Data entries
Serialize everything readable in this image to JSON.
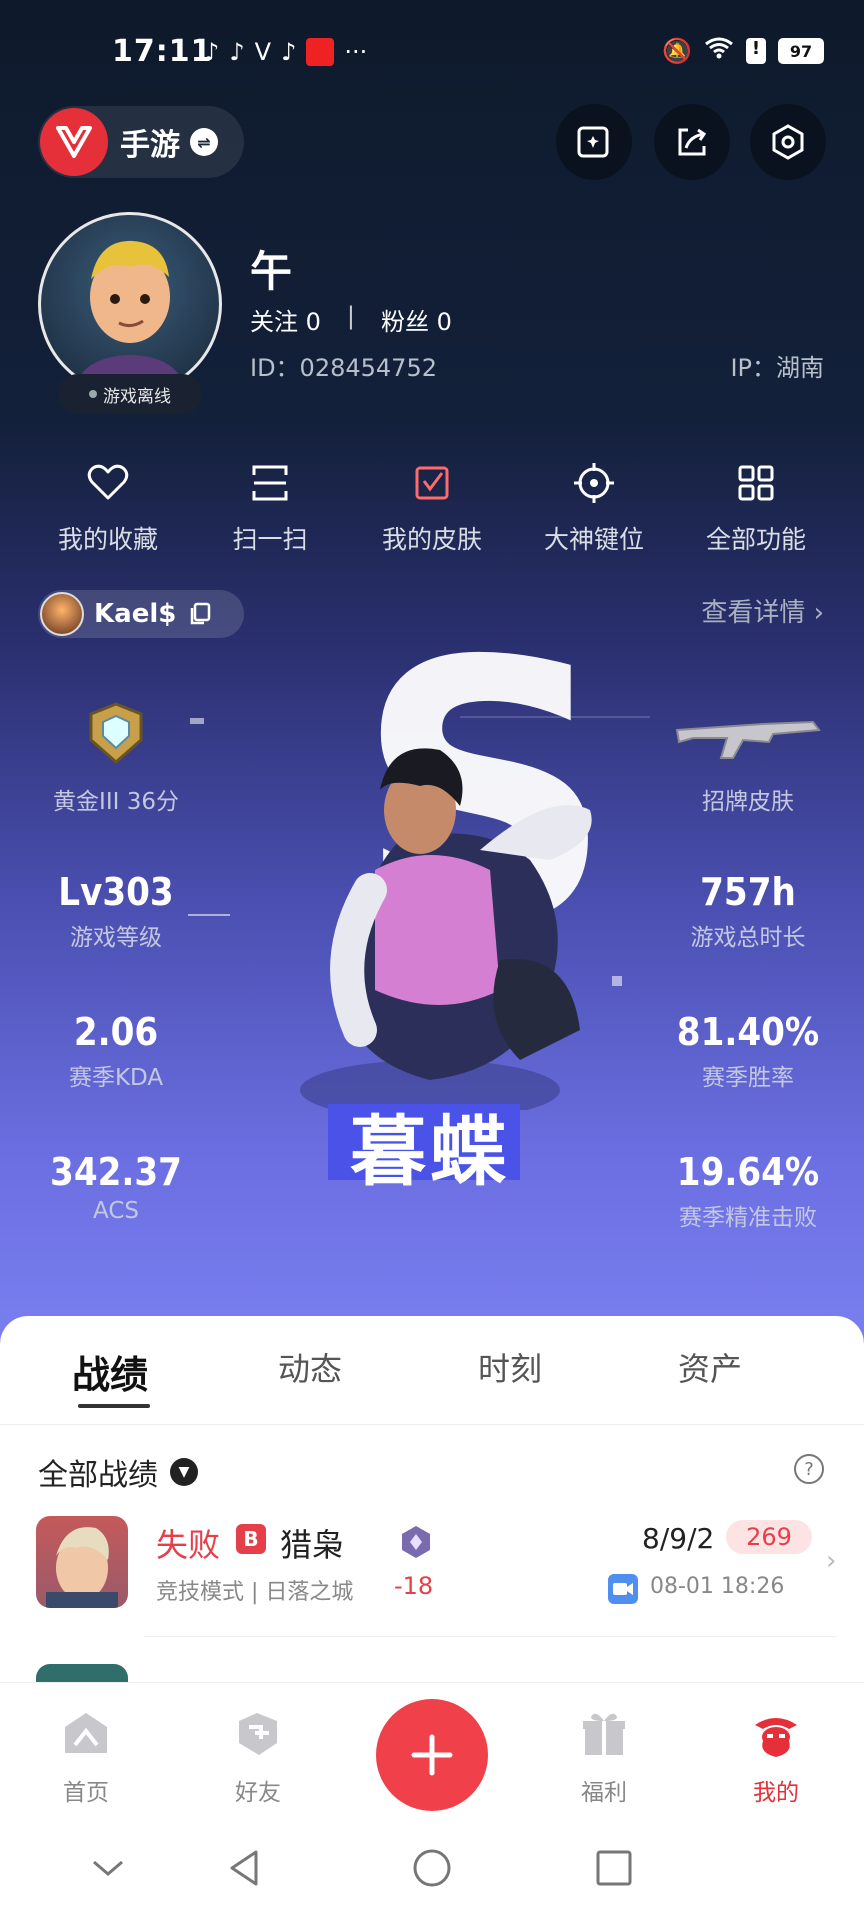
{
  "status_bar": {
    "time": "17:11",
    "battery": "97",
    "more": "···"
  },
  "header": {
    "app_name": "手游",
    "buttons": [
      "publish-icon",
      "share-icon",
      "settings-icon"
    ]
  },
  "profile": {
    "username": "午",
    "follow_label": "关注 0",
    "fans_label": "粉丝 0",
    "separator": "|",
    "id_text": "ID：028454752",
    "ip_text": "IP：湖南",
    "status": "游戏离线"
  },
  "quick_actions": [
    {
      "label": "我的收藏",
      "icon": "heart-icon"
    },
    {
      "label": "扫一扫",
      "icon": "scan-icon"
    },
    {
      "label": "我的皮肤",
      "icon": "skin-icon"
    },
    {
      "label": "大神键位",
      "icon": "crosshair-icon"
    },
    {
      "label": "全部功能",
      "icon": "grid-icon"
    }
  ],
  "account": {
    "name": "Kael$",
    "detail_link": "查看详情 ›"
  },
  "hero": {
    "agent_name": "暮蝶",
    "letter": "S"
  },
  "stats": {
    "rank_label": "黄金III 36分",
    "signature_label": "招牌皮肤",
    "level_value": "Lv303",
    "level_label": "游戏等级",
    "hours_value": "757h",
    "hours_label": "游戏总时长",
    "kda_value": "2.06",
    "kda_label": "赛季KDA",
    "winrate_value": "81.40%",
    "winrate_label": "赛季胜率",
    "acs_value": "342.37",
    "acs_label": "ACS",
    "headshot_value": "19.64%",
    "headshot_label": "赛季精准击败"
  },
  "tabs": [
    "战绩",
    "动态",
    "时刻",
    "资产"
  ],
  "records": {
    "heading": "全部战绩",
    "help": "?",
    "items": [
      {
        "result": "失败",
        "badge": "B",
        "agent": "猎枭",
        "mode": "竞技模式 | 日落之城",
        "rank_delta": "-18",
        "kda": "8/9/2",
        "acs": "269",
        "datetime": "08-01 18:26"
      }
    ]
  },
  "bottom_nav": [
    {
      "label": "首页",
      "icon": "home-icon"
    },
    {
      "label": "好友",
      "icon": "friends-icon"
    },
    {
      "label": "福利",
      "icon": "gift-icon"
    },
    {
      "label": "我的",
      "icon": "me-icon"
    }
  ],
  "colors": {
    "accent": "#e5303a",
    "loss": "#e5404a",
    "hero_bg": "#6a6ee0"
  }
}
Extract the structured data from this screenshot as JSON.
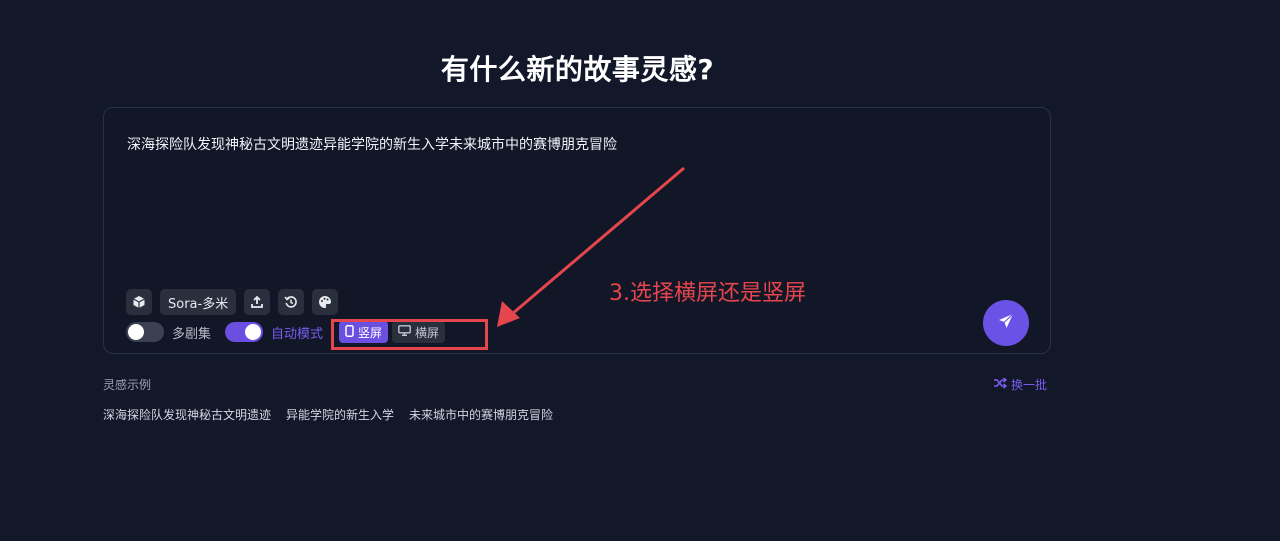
{
  "heading": "有什么新的故事灵感?",
  "prompt": {
    "value": "深海探险队发现神秘古文明遗迹异能学院的新生入学未来城市中的赛博朋克冒险"
  },
  "toolbar": {
    "model_label": "Sora-多米",
    "icons": [
      "cube-icon",
      "upload-icon",
      "history-icon",
      "palette-icon"
    ]
  },
  "toggles": {
    "multi_episode_label": "多剧集",
    "multi_episode_on": false,
    "auto_mode_label": "自动模式",
    "auto_mode_on": true
  },
  "orientation": {
    "portrait_label": "竖屏",
    "landscape_label": "横屏",
    "selected": "portrait"
  },
  "annotation": {
    "text": "3.选择横屏还是竖屏",
    "color": "#e5454d"
  },
  "examples": {
    "label": "灵感示例",
    "shuffle_label": "换一批",
    "items": [
      "深海探险队发现神秘古文明遗迹",
      "异能学院的新生入学",
      "未来城市中的赛博朋克冒险"
    ]
  },
  "colors": {
    "background": "#12172a",
    "accent": "#6a4fe0",
    "annotation": "#e5454d"
  }
}
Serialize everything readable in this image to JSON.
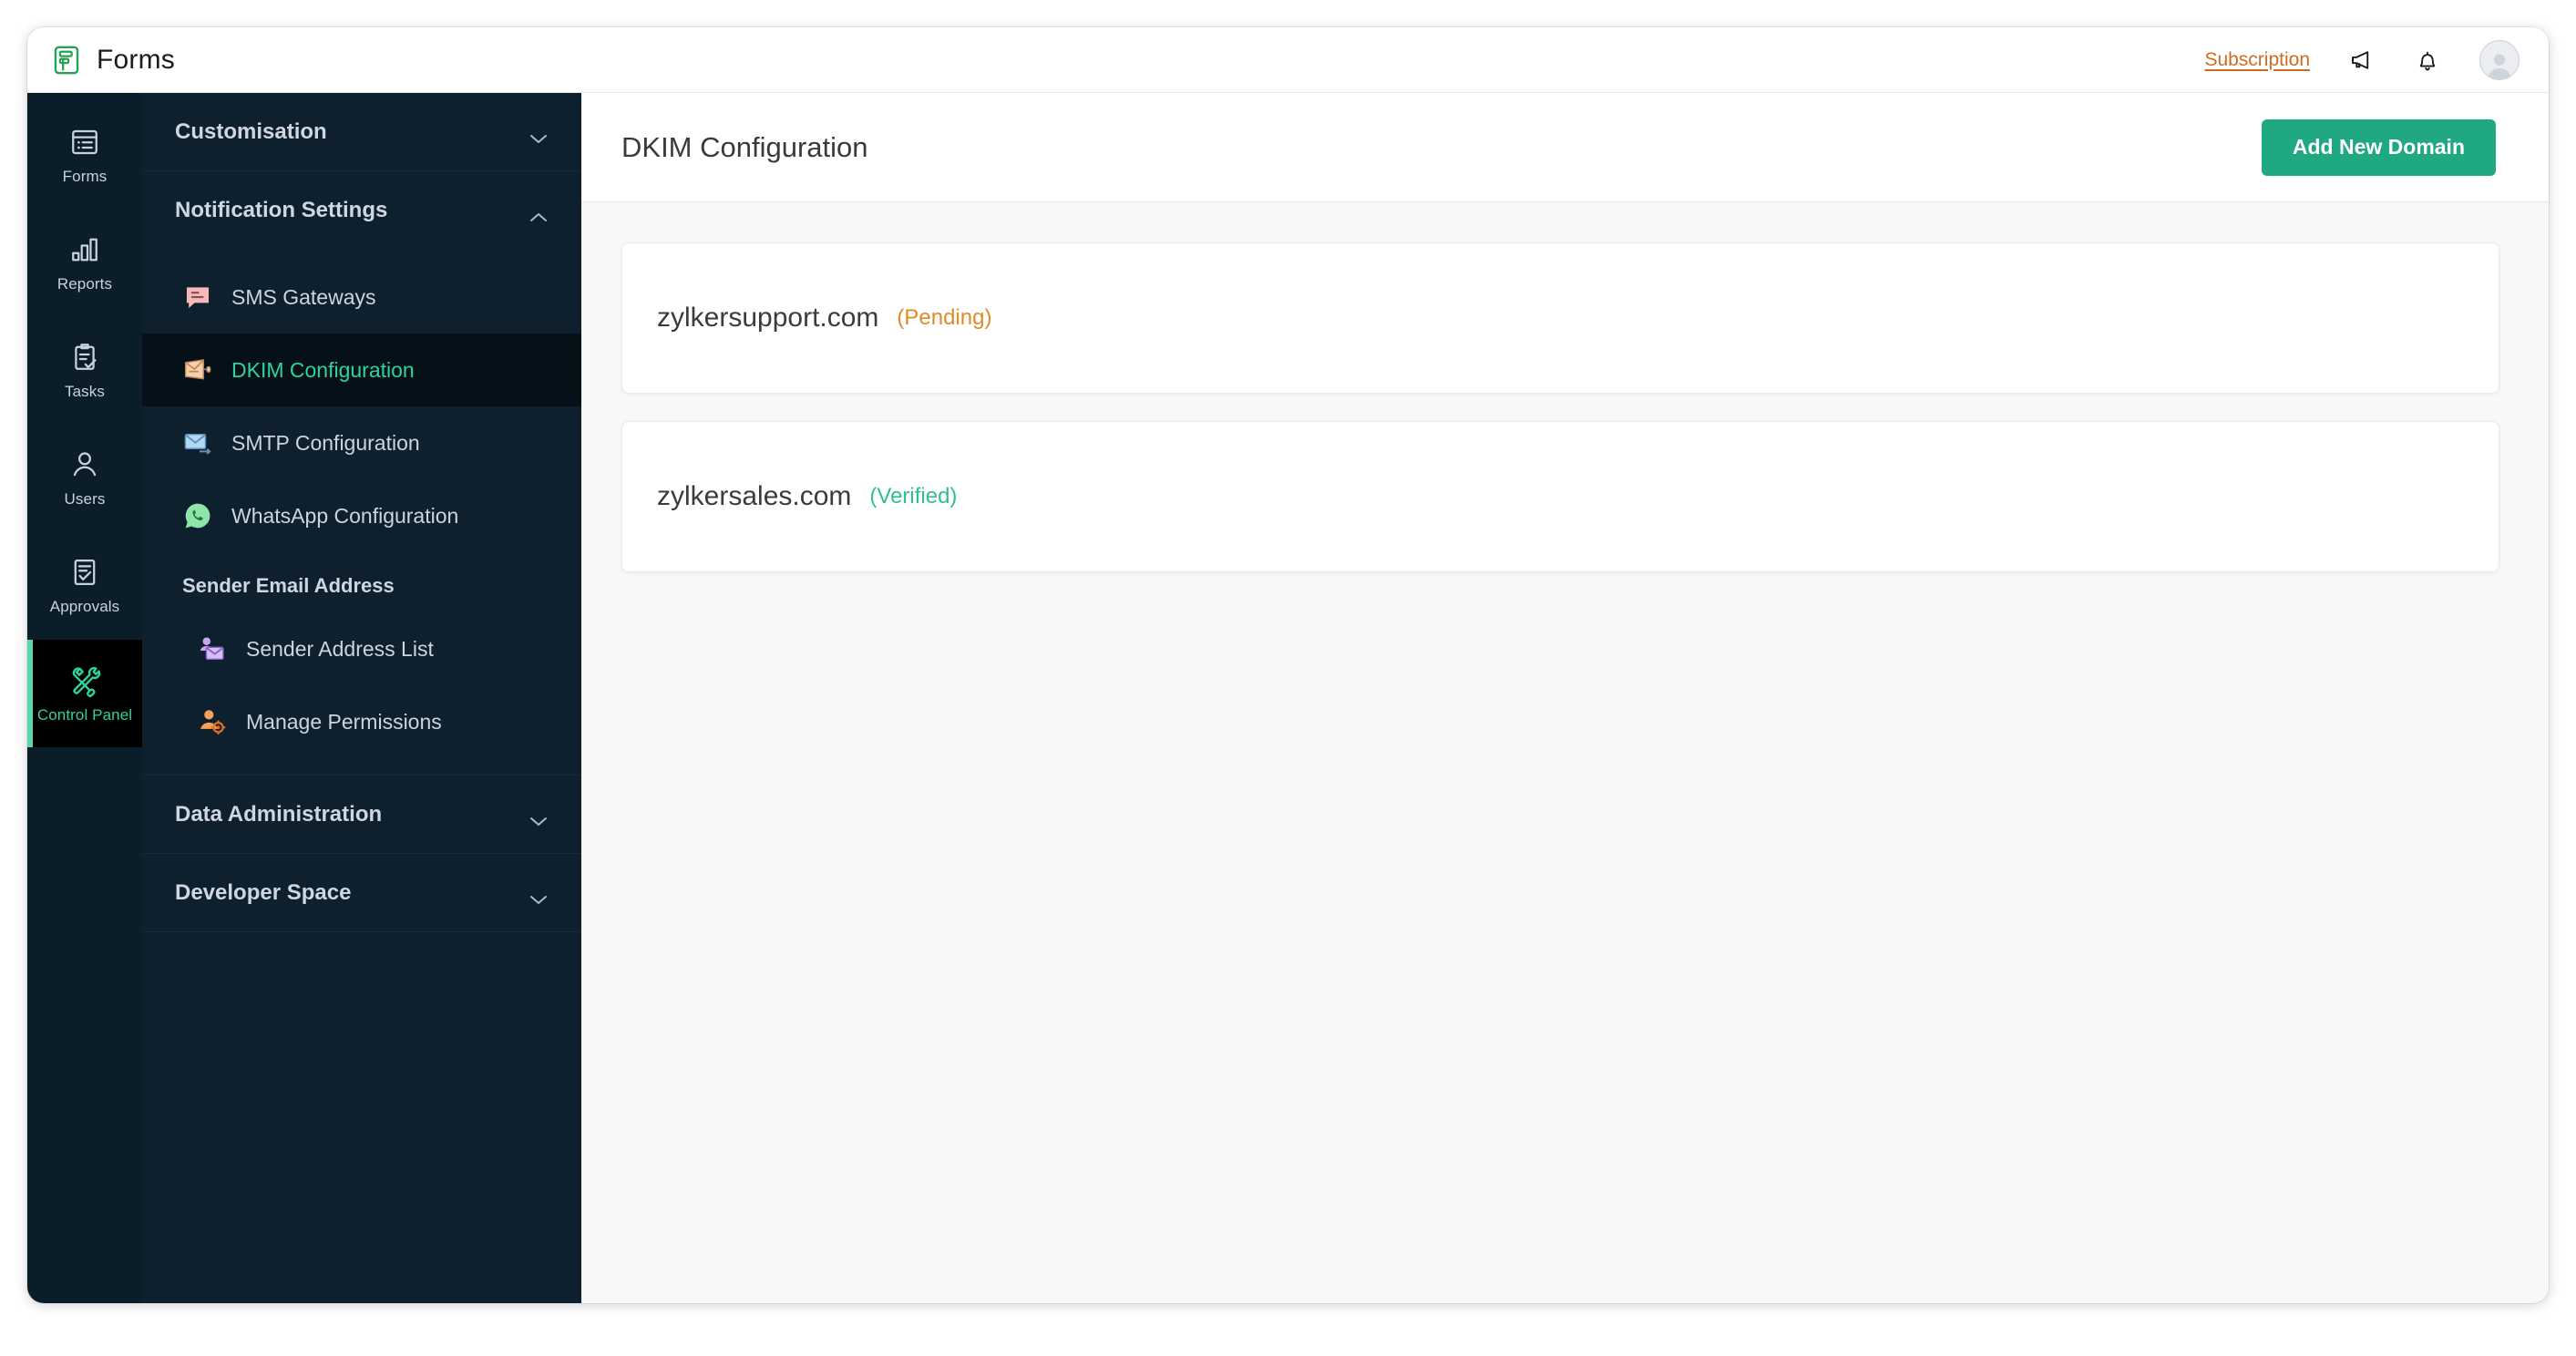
{
  "topbar": {
    "brand": "Forms",
    "logo_icon": "forms-logo-icon",
    "subscription_label": "Subscription",
    "announce_icon": "megaphone-icon",
    "notification_icon": "bell-icon",
    "avatar_icon": "user-avatar"
  },
  "rail": {
    "items": [
      {
        "label": "Forms",
        "icon": "forms-icon",
        "active": false
      },
      {
        "label": "Reports",
        "icon": "bar-chart-icon",
        "active": false
      },
      {
        "label": "Tasks",
        "icon": "clipboard-check-icon",
        "active": false
      },
      {
        "label": "Users",
        "icon": "user-icon",
        "active": false
      },
      {
        "label": "Approvals",
        "icon": "approval-document-icon",
        "active": false
      },
      {
        "label": "Control Panel",
        "icon": "tools-icon",
        "active": true
      }
    ]
  },
  "sidebar": {
    "sections": [
      {
        "title": "Customisation",
        "expanded": false,
        "chevron": "chevron-down-icon"
      },
      {
        "title": "Notification Settings",
        "expanded": true,
        "chevron": "chevron-up-icon"
      },
      {
        "title": "Data Administration",
        "expanded": false,
        "chevron": "chevron-down-icon"
      },
      {
        "title": "Developer Space",
        "expanded": false,
        "chevron": "chevron-down-icon"
      }
    ],
    "notification_items": [
      {
        "label": "SMS Gateways",
        "icon": "sms-bubble-icon",
        "active": false
      },
      {
        "label": "DKIM Configuration",
        "icon": "envelope-key-icon",
        "active": true
      },
      {
        "label": "SMTP Configuration",
        "icon": "envelope-send-icon",
        "active": false
      },
      {
        "label": "WhatsApp Configuration",
        "icon": "whatsapp-icon",
        "active": false
      }
    ],
    "sender_subhead": "Sender Email Address",
    "sender_items": [
      {
        "label": "Sender Address List",
        "icon": "user-envelope-icon",
        "active": false
      },
      {
        "label": "Manage Permissions",
        "icon": "user-gear-icon",
        "active": false
      }
    ]
  },
  "main": {
    "title": "DKIM Configuration",
    "add_button_label": "Add New Domain",
    "domains": [
      {
        "name": "zylkersupport.com",
        "status": "(Pending)",
        "state": "pending"
      },
      {
        "name": "zylkersales.com",
        "status": "(Verified)",
        "state": "verified"
      }
    ]
  },
  "colors": {
    "accent_green": "#1fa882",
    "active_green": "#2fd39b",
    "subscription_orange": "#cf6b21",
    "pending_orange": "#e08b2a",
    "verified_green": "#2fbf92",
    "rail_bg": "#0c1d2a",
    "sidebar_bg": "#0e1f2d",
    "content_bg": "#f7f8f8"
  }
}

#### DIRECTIVE:
Your task is to copy the entries in full and exactly, without any images.

#### WRITTEN ANSWER:
Serialize everything readable in this image to JSON.
{
  "status_bar": {
    "time": "17:11",
    "battery": "97",
    "more": "···"
  },
  "header": {
    "app_name": "手游",
    "buttons": [
      "publish-icon",
      "share-icon",
      "settings-icon"
    ]
  },
  "profile": {
    "username": "午",
    "follow_label": "关注 0",
    "fans_label": "粉丝 0",
    "separator": "|",
    "id_text": "ID：028454752",
    "ip_text": "IP：湖南",
    "status": "游戏离线"
  },
  "quick_actions": [
    {
      "label": "我的收藏",
      "icon": "heart-icon"
    },
    {
      "label": "扫一扫",
      "icon": "scan-icon"
    },
    {
      "label": "我的皮肤",
      "icon": "skin-icon"
    },
    {
      "label": "大神键位",
      "icon": "crosshair-icon"
    },
    {
      "label": "全部功能",
      "icon": "grid-icon"
    }
  ],
  "account": {
    "name": "Kael$",
    "detail_link": "查看详情 ›"
  },
  "hero": {
    "agent_name": "暮蝶",
    "letter": "S"
  },
  "stats": {
    "rank_label": "黄金III 36分",
    "signature_label": "招牌皮肤",
    "level_value": "Lv303",
    "level_label": "游戏等级",
    "hours_value": "757h",
    "hours_label": "游戏总时长",
    "kda_value": "2.06",
    "kda_label": "赛季KDA",
    "winrate_value": "81.40%",
    "winrate_label": "赛季胜率",
    "acs_value": "342.37",
    "acs_label": "ACS",
    "headshot_value": "19.64%",
    "headshot_label": "赛季精准击败"
  },
  "tabs": [
    "战绩",
    "动态",
    "时刻",
    "资产"
  ],
  "records": {
    "heading": "全部战绩",
    "help": "?",
    "items": [
      {
        "result": "失败",
        "badge": "B",
        "agent": "猎枭",
        "mode": "竞技模式 | 日落之城",
        "rank_delta": "-18",
        "kda": "8/9/2",
        "acs": "269",
        "datetime": "08-01 18:26"
      }
    ]
  },
  "bottom_nav": [
    {
      "label": "首页",
      "icon": "home-icon"
    },
    {
      "label": "好友",
      "icon": "friends-icon"
    },
    {
      "label": "福利",
      "icon": "gift-icon"
    },
    {
      "label": "我的",
      "icon": "me-icon"
    }
  ],
  "colors": {
    "accent": "#e5303a",
    "loss": "#e5404a",
    "hero_bg": "#6a6ee0"
  }
}
Extract the structured data from this screenshot as JSON.
{
  "heading": "有什么新的故事灵感?",
  "prompt": {
    "value": "深海探险队发现神秘古文明遗迹异能学院的新生入学未来城市中的赛博朋克冒险"
  },
  "toolbar": {
    "model_label": "Sora-多米",
    "icons": [
      "cube-icon",
      "upload-icon",
      "history-icon",
      "palette-icon"
    ]
  },
  "toggles": {
    "multi_episode_label": "多剧集",
    "multi_episode_on": false,
    "auto_mode_label": "自动模式",
    "auto_mode_on": true
  },
  "orientation": {
    "portrait_label": "竖屏",
    "landscape_label": "横屏",
    "selected": "portrait"
  },
  "annotation": {
    "text": "3.选择横屏还是竖屏",
    "color": "#e5454d"
  },
  "examples": {
    "label": "灵感示例",
    "shuffle_label": "换一批",
    "items": [
      "深海探险队发现神秘古文明遗迹",
      "异能学院的新生入学",
      "未来城市中的赛博朋克冒险"
    ]
  },
  "colors": {
    "background": "#12172a",
    "accent": "#6a4fe0",
    "annotation": "#e5454d"
  }
}
Serialize everything readable in this image to JSON.
{
  "topbar": {
    "brand": "Forms",
    "logo_icon": "forms-logo-icon",
    "subscription_label": "Subscription",
    "announce_icon": "megaphone-icon",
    "notification_icon": "bell-icon",
    "avatar_icon": "user-avatar"
  },
  "rail": {
    "items": [
      {
        "label": "Forms",
        "icon": "forms-icon",
        "active": false
      },
      {
        "label": "Reports",
        "icon": "bar-chart-icon",
        "active": false
      },
      {
        "label": "Tasks",
        "icon": "clipboard-check-icon",
        "active": false
      },
      {
        "label": "Users",
        "icon": "user-icon",
        "active": false
      },
      {
        "label": "Approvals",
        "icon": "approval-document-icon",
        "active": false
      },
      {
        "label": "Control Panel",
        "icon": "tools-icon",
        "active": true
      }
    ]
  },
  "sidebar": {
    "sections": [
      {
        "title": "Customisation",
        "expanded": false,
        "chevron": "chevron-down-icon"
      },
      {
        "title": "Notification Settings",
        "expanded": true,
        "chevron": "chevron-up-icon"
      },
      {
        "title": "Data Administration",
        "expanded": false,
        "chevron": "chevron-down-icon"
      },
      {
        "title": "Developer Space",
        "expanded": false,
        "chevron": "chevron-down-icon"
      }
    ],
    "notification_items": [
      {
        "label": "SMS Gateways",
        "icon": "sms-bubble-icon",
        "active": false
      },
      {
        "label": "DKIM Configuration",
        "icon": "envelope-key-icon",
        "active": true
      },
      {
        "label": "SMTP Configuration",
        "icon": "envelope-send-icon",
        "active": false
      },
      {
        "label": "WhatsApp Configuration",
        "icon": "whatsapp-icon",
        "active": false
      }
    ],
    "sender_subhead": "Sender Email Address",
    "sender_items": [
      {
        "label": "Sender Address List",
        "icon": "user-envelope-icon",
        "active": false
      },
      {
        "label": "Manage Permissions",
        "icon": "user-gear-icon",
        "active": false
      }
    ]
  },
  "main": {
    "title": "DKIM Configuration",
    "add_button_label": "Add New Domain",
    "domains": [
      {
        "name": "zylkersupport.com",
        "status": "(Pending)",
        "state": "pending"
      },
      {
        "name": "zylkersales.com",
        "status": "(Verified)",
        "state": "verified"
      }
    ]
  },
  "colors": {
    "accent_green": "#1fa882",
    "active_green": "#2fd39b",
    "subscription_orange": "#cf6b21",
    "pending_orange": "#e08b2a",
    "verified_green": "#2fbf92",
    "rail_bg": "#0c1d2a",
    "sidebar_bg": "#0e1f2d",
    "content_bg": "#f7f8f8"
  }
}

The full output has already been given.